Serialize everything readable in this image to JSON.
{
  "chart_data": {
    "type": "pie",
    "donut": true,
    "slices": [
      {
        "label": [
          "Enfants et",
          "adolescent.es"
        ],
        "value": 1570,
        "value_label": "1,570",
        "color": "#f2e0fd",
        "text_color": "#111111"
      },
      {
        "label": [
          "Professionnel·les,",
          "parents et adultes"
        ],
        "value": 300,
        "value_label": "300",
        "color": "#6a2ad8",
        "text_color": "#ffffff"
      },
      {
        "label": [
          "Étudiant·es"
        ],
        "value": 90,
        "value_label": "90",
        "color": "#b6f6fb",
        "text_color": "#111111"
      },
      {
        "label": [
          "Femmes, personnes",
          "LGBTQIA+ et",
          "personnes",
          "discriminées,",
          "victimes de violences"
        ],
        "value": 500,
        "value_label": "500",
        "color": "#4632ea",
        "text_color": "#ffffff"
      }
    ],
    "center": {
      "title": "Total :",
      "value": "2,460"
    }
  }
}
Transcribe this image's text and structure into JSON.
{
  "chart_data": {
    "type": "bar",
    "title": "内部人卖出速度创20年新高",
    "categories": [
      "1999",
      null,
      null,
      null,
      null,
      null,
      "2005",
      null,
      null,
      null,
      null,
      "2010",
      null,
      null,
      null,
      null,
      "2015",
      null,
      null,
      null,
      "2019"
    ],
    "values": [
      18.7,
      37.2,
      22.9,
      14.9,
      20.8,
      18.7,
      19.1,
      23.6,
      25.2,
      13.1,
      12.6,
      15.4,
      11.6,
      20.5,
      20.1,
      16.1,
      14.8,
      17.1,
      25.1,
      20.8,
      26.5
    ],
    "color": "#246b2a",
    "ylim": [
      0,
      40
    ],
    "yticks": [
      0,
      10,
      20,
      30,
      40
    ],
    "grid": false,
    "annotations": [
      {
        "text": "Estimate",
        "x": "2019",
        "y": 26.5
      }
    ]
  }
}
....................
* [PROBLEM STATEMENT] Please output the entire listing exactly as it stands.

* [CORRECT RESULT]
Serialize everything readable in this image to JSON.
{
  "chart_data": {
    "type": "pie",
    "donut": true,
    "slices": [
      {
        "label": [
          "Enfants et",
          "adolescent.es"
        ],
        "value": 1570,
        "value_label": "1,570",
        "color": "#f2e0fd",
        "text_color": "#111111"
      },
      {
        "label": [
          "Professionnel·les,",
          "parents et adultes"
        ],
        "value": 300,
        "value_label": "300",
        "color": "#6a2ad8",
        "text_color": "#ffffff"
      },
      {
        "label": [
          "Étudiant·es"
        ],
        "value": 90,
        "value_label": "90",
        "color": "#b6f6fb",
        "text_color": "#111111"
      },
      {
        "label": [
          "Femmes, personnes",
          "LGBTQIA+ et",
          "personnes",
          "discriminées,",
          "victimes de violences"
        ],
        "value": 500,
        "value_label": "500",
        "color": "#4632ea",
        "text_color": "#ffffff"
      }
    ],
    "center": {
      "title": "Total :",
      "value": "2,460"
    }
  }
}
Transcribe this image's text and structure into JSON.
{
  "chart_data": {
    "type": "bar",
    "title": "内部人卖出速度创20年新高",
    "categories": [
      "1999",
      null,
      null,
      null,
      null,
      null,
      "2005",
      null,
      null,
      null,
      null,
      "2010",
      null,
      null,
      null,
      null,
      "2015",
      null,
      null,
      null,
      "2019"
    ],
    "values": [
      18.7,
      37.2,
      22.9,
      14.9,
      20.8,
      18.7,
      19.1,
      23.6,
      25.2,
      13.1,
      12.6,
      15.4,
      11.6,
      20.5,
      20.1,
      16.1,
      14.8,
      17.1,
      25.1,
      20.8,
      26.5
    ],
    "color": "#246b2a",
    "ylim": [
      0,
      40
    ],
    "yticks": [
      0,
      10,
      20,
      30,
      40
    ],
    "grid": false,
    "annotations": [
      {
        "text": "Estimate",
        "x": "2019",
        "y": 26.5
      }
    ]
  }
}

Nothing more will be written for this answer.